(What the task requires) Transcribe the entries below exactly; leave every image out.

####################

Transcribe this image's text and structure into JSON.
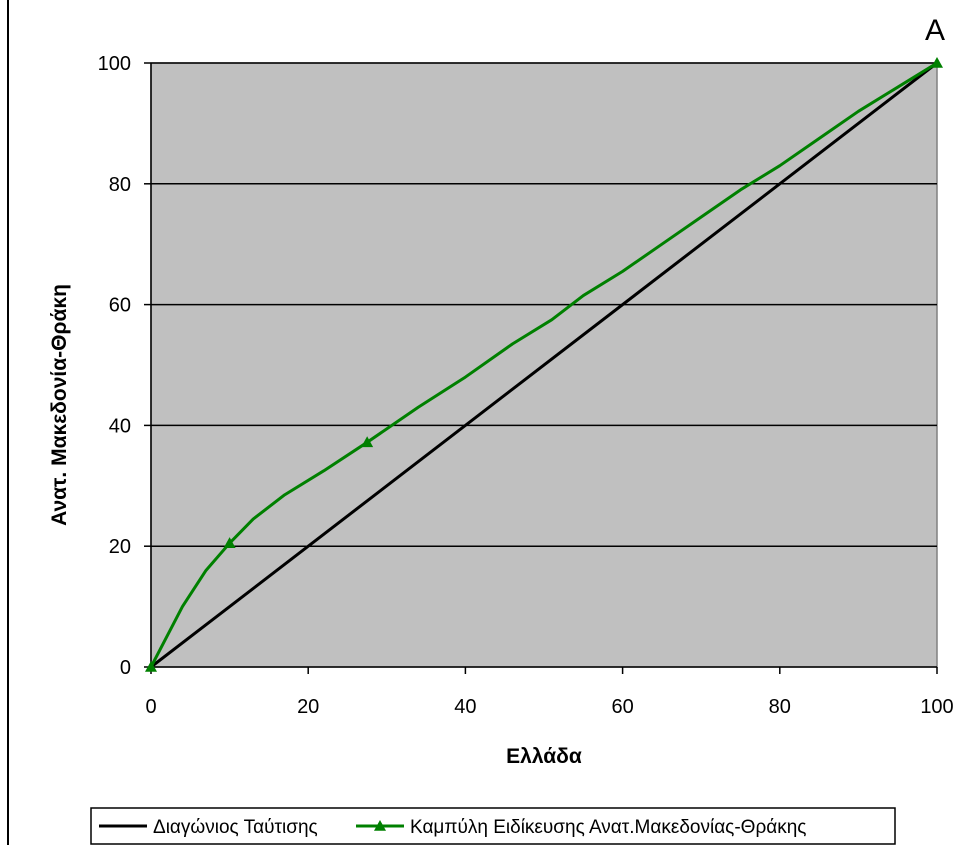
{
  "chart_data": {
    "type": "line",
    "corner_label": "A",
    "xlabel": "Ελλάδα",
    "ylabel": "Ανατ. Μακεδονία-Θράκη",
    "xlim": [
      0,
      100
    ],
    "ylim": [
      0,
      100
    ],
    "x_ticks": [
      "0",
      "20",
      "40",
      "60",
      "80",
      "100"
    ],
    "y_ticks": [
      "0",
      "20",
      "40",
      "60",
      "80",
      "100"
    ],
    "grid": "horizontal",
    "legend_position": "bottom",
    "plot_background": "#c0c0c0",
    "series": [
      {
        "name": "Διαγώνιος Ταύτισης",
        "color": "#000000",
        "marker": "none",
        "points": [
          [
            0,
            0
          ],
          [
            100,
            100
          ]
        ]
      },
      {
        "name": "Καμπύλη Ειδίκευσης Ανατ.Μακεδονίας-Θράκης",
        "color": "#008000",
        "marker": "triangle",
        "points": [
          [
            0,
            0
          ],
          [
            4,
            10
          ],
          [
            7,
            16
          ],
          [
            10,
            20.5
          ],
          [
            13,
            24.5
          ],
          [
            17,
            28.5
          ],
          [
            22,
            32.5
          ],
          [
            27.5,
            37.2
          ],
          [
            34,
            43
          ],
          [
            40,
            48
          ],
          [
            46,
            53.5
          ],
          [
            51,
            57.5
          ],
          [
            55,
            61.5
          ],
          [
            60,
            65.5
          ],
          [
            65,
            70
          ],
          [
            70,
            74.5
          ],
          [
            75,
            79
          ],
          [
            80,
            83
          ],
          [
            85,
            87.5
          ],
          [
            90,
            92
          ],
          [
            95,
            96
          ],
          [
            100,
            100
          ]
        ],
        "marker_points": [
          [
            0,
            0
          ],
          [
            10,
            20.5
          ],
          [
            27.5,
            37.2
          ],
          [
            100,
            100
          ]
        ]
      }
    ]
  }
}
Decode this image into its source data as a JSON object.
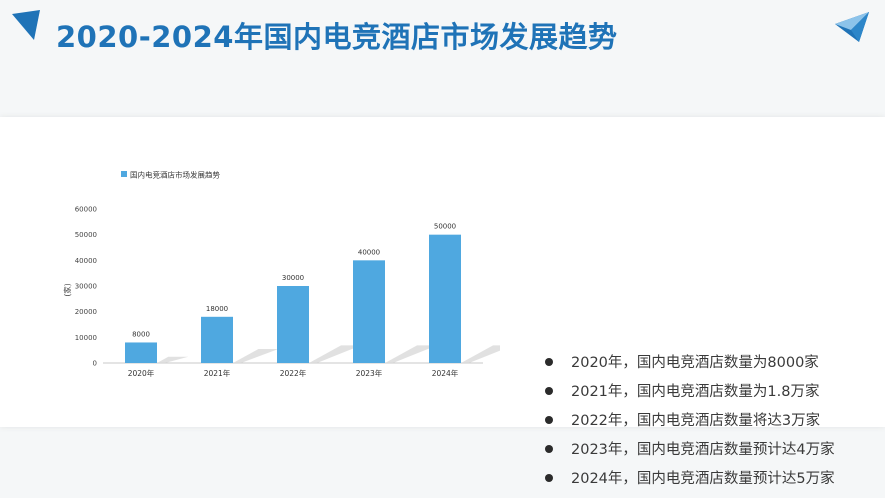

####################

(Solution for this problem)
Transcribe this image's text and structure into JSON.
{
  "chart_data": {
    "type": "line",
    "corner_label": "A",
    "xlabel": "Ελλάδα",
    "ylabel": "Ανατ. Μακεδονία-Θράκη",
    "xlim": [
      0,
      100
    ],
    "ylim": [
      0,
      100
    ],
    "x_ticks": [
      "0",
      "20",
      "40",
      "60",
      "80",
      "100"
    ],
    "y_ticks": [
      "0",
      "20",
      "40",
      "60",
      "80",
      "100"
    ],
    "grid": "horizontal",
    "legend_position": "bottom",
    "plot_background": "#c0c0c0",
    "series": [
      {
        "name": "Διαγώνιος Ταύτισης",
        "color": "#000000",
        "marker": "none",
        "points": [
          [
            0,
            0
          ],
          [
            100,
            100
          ]
        ]
      },
      {
        "name": "Καμπύλη Ειδίκευσης Ανατ.Μακεδονίας-Θράκης",
        "color": "#008000",
        "marker": "triangle",
        "points": [
          [
            0,
            0
          ],
          [
            4,
            10
          ],
          [
            7,
            16
          ],
          [
            10,
            20.5
          ],
          [
            13,
            24.5
          ],
          [
            17,
            28.5
          ],
          [
            22,
            32.5
          ],
          [
            27.5,
            37.2
          ],
          [
            34,
            43
          ],
          [
            40,
            48
          ],
          [
            46,
            53.5
          ],
          [
            51,
            57.5
          ],
          [
            55,
            61.5
          ],
          [
            60,
            65.5
          ],
          [
            65,
            70
          ],
          [
            70,
            74.5
          ],
          [
            75,
            79
          ],
          [
            80,
            83
          ],
          [
            85,
            87.5
          ],
          [
            90,
            92
          ],
          [
            95,
            96
          ],
          [
            100,
            100
          ]
        ],
        "marker_points": [
          [
            0,
            0
          ],
          [
            10,
            20.5
          ],
          [
            27.5,
            37.2
          ],
          [
            100,
            100
          ]
        ]
      }
    ]
  }
}
Decode this image into its source data as a JSON object.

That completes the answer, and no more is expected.